Swap every "Kerberos" in the records below for "NTLM", and leave everything else as it is.

→ WORKING DATA:
^^^^

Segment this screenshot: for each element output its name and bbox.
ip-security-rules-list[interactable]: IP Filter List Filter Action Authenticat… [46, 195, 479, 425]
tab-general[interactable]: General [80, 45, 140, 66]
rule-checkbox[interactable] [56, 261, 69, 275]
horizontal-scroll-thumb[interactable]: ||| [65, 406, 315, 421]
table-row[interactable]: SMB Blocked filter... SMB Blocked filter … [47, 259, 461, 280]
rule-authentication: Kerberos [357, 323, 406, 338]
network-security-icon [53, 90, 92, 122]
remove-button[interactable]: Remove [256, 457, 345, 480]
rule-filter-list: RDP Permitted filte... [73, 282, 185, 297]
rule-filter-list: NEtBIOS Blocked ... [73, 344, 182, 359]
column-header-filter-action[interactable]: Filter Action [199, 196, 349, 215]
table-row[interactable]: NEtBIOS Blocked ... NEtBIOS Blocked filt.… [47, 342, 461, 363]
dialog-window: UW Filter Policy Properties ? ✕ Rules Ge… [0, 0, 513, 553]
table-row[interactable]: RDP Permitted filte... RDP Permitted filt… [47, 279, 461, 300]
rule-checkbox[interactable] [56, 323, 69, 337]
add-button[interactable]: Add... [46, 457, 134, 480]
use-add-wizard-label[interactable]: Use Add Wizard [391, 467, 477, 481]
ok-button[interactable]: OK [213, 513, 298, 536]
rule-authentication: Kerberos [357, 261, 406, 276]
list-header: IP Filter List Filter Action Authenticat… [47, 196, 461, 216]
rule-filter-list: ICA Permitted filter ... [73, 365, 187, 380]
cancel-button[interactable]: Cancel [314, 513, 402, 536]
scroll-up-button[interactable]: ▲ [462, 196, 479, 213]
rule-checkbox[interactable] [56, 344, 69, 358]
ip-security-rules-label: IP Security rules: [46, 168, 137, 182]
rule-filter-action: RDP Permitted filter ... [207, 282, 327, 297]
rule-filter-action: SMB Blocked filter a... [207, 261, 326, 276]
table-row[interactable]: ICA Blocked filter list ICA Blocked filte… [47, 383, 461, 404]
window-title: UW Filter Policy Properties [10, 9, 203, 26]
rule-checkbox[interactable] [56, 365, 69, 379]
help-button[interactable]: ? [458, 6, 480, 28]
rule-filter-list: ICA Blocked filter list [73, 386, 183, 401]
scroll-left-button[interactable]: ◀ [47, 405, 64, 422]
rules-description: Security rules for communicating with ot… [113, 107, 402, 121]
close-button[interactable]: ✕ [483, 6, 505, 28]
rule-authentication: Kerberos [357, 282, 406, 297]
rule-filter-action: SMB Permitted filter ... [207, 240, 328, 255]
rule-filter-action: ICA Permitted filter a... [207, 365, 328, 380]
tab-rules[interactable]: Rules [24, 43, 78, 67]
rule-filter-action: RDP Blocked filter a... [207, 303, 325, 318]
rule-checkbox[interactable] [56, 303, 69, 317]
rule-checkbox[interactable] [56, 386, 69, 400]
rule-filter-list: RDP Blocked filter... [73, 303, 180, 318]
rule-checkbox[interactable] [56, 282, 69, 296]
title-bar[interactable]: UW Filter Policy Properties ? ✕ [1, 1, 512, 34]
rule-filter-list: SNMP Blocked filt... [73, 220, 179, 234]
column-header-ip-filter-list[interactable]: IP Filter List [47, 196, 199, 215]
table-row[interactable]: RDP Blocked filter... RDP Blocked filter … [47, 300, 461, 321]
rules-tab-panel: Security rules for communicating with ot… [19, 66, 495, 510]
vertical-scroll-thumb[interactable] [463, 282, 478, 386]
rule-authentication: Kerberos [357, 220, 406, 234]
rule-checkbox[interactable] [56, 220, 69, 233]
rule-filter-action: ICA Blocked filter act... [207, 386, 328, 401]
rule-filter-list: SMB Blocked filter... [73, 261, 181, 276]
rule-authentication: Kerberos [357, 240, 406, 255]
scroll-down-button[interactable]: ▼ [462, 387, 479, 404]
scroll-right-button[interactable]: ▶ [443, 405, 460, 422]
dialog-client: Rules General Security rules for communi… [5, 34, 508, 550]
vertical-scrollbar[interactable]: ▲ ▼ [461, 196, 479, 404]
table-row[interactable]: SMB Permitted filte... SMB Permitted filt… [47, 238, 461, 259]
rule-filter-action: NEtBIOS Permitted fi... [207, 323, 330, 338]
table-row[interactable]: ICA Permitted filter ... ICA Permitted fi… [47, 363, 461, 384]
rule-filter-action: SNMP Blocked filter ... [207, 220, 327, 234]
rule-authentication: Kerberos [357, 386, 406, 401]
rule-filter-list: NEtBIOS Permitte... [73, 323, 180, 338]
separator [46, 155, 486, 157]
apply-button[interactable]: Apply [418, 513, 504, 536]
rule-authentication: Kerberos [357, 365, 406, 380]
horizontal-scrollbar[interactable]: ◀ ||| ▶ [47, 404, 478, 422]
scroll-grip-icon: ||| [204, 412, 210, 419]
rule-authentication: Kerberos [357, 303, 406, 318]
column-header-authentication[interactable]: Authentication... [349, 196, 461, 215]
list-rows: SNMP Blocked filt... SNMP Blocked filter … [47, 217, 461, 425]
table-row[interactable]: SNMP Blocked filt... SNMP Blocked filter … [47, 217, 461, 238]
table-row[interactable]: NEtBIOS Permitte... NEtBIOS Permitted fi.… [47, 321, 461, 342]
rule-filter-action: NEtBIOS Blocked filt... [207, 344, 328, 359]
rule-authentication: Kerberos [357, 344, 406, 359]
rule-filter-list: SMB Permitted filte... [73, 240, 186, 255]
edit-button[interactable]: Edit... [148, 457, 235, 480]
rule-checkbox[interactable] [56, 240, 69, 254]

^^^^

→ TASK SOLUTION:
Segment this screenshot: for each element output its name and bbox.
ip-security-rules-list[interactable]: IP Filter List Filter Action Authenticat… [46, 195, 479, 425]
tab-general[interactable]: General [80, 45, 140, 66]
rule-checkbox[interactable] [56, 261, 69, 275]
horizontal-scroll-thumb[interactable]: ||| [65, 406, 315, 421]
table-row[interactable]: SMB Blocked filter... SMB Blocked filter … [47, 259, 461, 280]
rule-authentication: NTLM [357, 323, 406, 338]
network-security-icon [53, 90, 92, 122]
remove-button[interactable]: Remove [256, 457, 345, 480]
rule-filter-list: RDP Permitted filte... [73, 282, 185, 297]
rule-filter-list: NEtBIOS Blocked ... [73, 344, 182, 359]
column-header-filter-action[interactable]: Filter Action [199, 196, 349, 215]
table-row[interactable]: NEtBIOS Blocked ... NEtBIOS Blocked filt.… [47, 342, 461, 363]
dialog-window: UW Filter Policy Properties ? ✕ Rules Ge… [0, 0, 513, 553]
table-row[interactable]: RDP Permitted filte... RDP Permitted filt… [47, 279, 461, 300]
rule-checkbox[interactable] [56, 323, 69, 337]
add-button[interactable]: Add... [46, 457, 134, 480]
use-add-wizard-label[interactable]: Use Add Wizard [391, 467, 477, 481]
ok-button[interactable]: OK [213, 513, 298, 536]
rule-authentication: NTLM [357, 261, 406, 276]
list-header: IP Filter List Filter Action Authenticat… [47, 196, 461, 216]
rule-filter-list: ICA Permitted filter ... [73, 365, 187, 380]
cancel-button[interactable]: Cancel [314, 513, 402, 536]
scroll-up-button[interactable]: ▲ [462, 196, 479, 213]
rule-checkbox[interactable] [56, 344, 69, 358]
ip-security-rules-label: IP Security rules: [46, 168, 137, 182]
rule-filter-action: RDP Permitted filter ... [207, 282, 327, 297]
rule-filter-action: SMB Blocked filter a... [207, 261, 326, 276]
table-row[interactable]: ICA Blocked filter list ICA Blocked filte… [47, 383, 461, 404]
window-title: UW Filter Policy Properties [10, 9, 203, 26]
rule-checkbox[interactable] [56, 365, 69, 379]
help-button[interactable]: ? [458, 6, 480, 28]
rule-filter-list: ICA Blocked filter list [73, 386, 183, 401]
scroll-left-button[interactable]: ◀ [47, 405, 64, 422]
rules-description: Security rules for communicating with ot… [113, 107, 402, 121]
close-button[interactable]: ✕ [483, 6, 505, 28]
rule-authentication: NTLM [357, 282, 406, 297]
rule-filter-action: SMB Permitted filter ... [207, 240, 328, 255]
rule-filter-action: ICA Permitted filter a... [207, 365, 328, 380]
tab-rules[interactable]: Rules [24, 43, 78, 67]
rule-filter-action: RDP Blocked filter a... [207, 303, 325, 318]
rule-checkbox[interactable] [56, 303, 69, 317]
rule-checkbox[interactable] [56, 386, 69, 400]
rule-filter-list: RDP Blocked filter... [73, 303, 180, 318]
rule-checkbox[interactable] [56, 282, 69, 296]
title-bar[interactable]: UW Filter Policy Properties ? ✕ [1, 1, 512, 34]
rule-filter-list: SNMP Blocked filt... [73, 220, 179, 234]
column-header-ip-filter-list[interactable]: IP Filter List [47, 196, 199, 215]
table-row[interactable]: RDP Blocked filter... RDP Blocked filter … [47, 300, 461, 321]
rules-tab-panel: Security rules for communicating with ot… [19, 66, 495, 510]
vertical-scroll-thumb[interactable] [463, 282, 478, 386]
rule-authentication: NTLM [357, 220, 406, 234]
rule-checkbox[interactable] [56, 220, 69, 233]
rule-filter-action: ICA Blocked filter act... [207, 386, 328, 401]
rule-filter-list: SMB Blocked filter... [73, 261, 181, 276]
rule-authentication: NTLM [357, 240, 406, 255]
scroll-down-button[interactable]: ▼ [462, 387, 479, 404]
scroll-right-button[interactable]: ▶ [443, 405, 460, 422]
dialog-client: Rules General Security rules for communi… [5, 34, 508, 550]
vertical-scrollbar[interactable]: ▲ ▼ [461, 196, 479, 404]
table-row[interactable]: SMB Permitted filte... SMB Permitted filt… [47, 238, 461, 259]
rule-filter-action: NEtBIOS Permitted fi... [207, 323, 330, 338]
table-row[interactable]: ICA Permitted filter ... ICA Permitted fi… [47, 363, 461, 384]
rule-filter-action: SNMP Blocked filter ... [207, 220, 327, 234]
rule-authentication: NTLM [357, 386, 406, 401]
rule-filter-list: NEtBIOS Permitte... [73, 323, 180, 338]
separator [46, 155, 486, 157]
apply-button[interactable]: Apply [418, 513, 504, 536]
rule-authentication: NTLM [357, 365, 406, 380]
horizontal-scrollbar[interactable]: ◀ ||| ▶ [47, 404, 478, 422]
scroll-grip-icon: ||| [204, 412, 210, 419]
rule-authentication: NTLM [357, 303, 406, 318]
column-header-authentication[interactable]: Authentication... [349, 196, 461, 215]
list-rows: SNMP Blocked filt... SNMP Blocked filter … [47, 217, 461, 425]
table-row[interactable]: SNMP Blocked filt... SNMP Blocked filter … [47, 217, 461, 238]
table-row[interactable]: NEtBIOS Permitte... NEtBIOS Permitted fi.… [47, 321, 461, 342]
rule-filter-action: NEtBIOS Blocked filt... [207, 344, 328, 359]
rule-authentication: NTLM [357, 344, 406, 359]
rule-filter-list: SMB Permitted filte... [73, 240, 186, 255]
edit-button[interactable]: Edit... [148, 457, 235, 480]
rule-checkbox[interactable] [56, 240, 69, 254]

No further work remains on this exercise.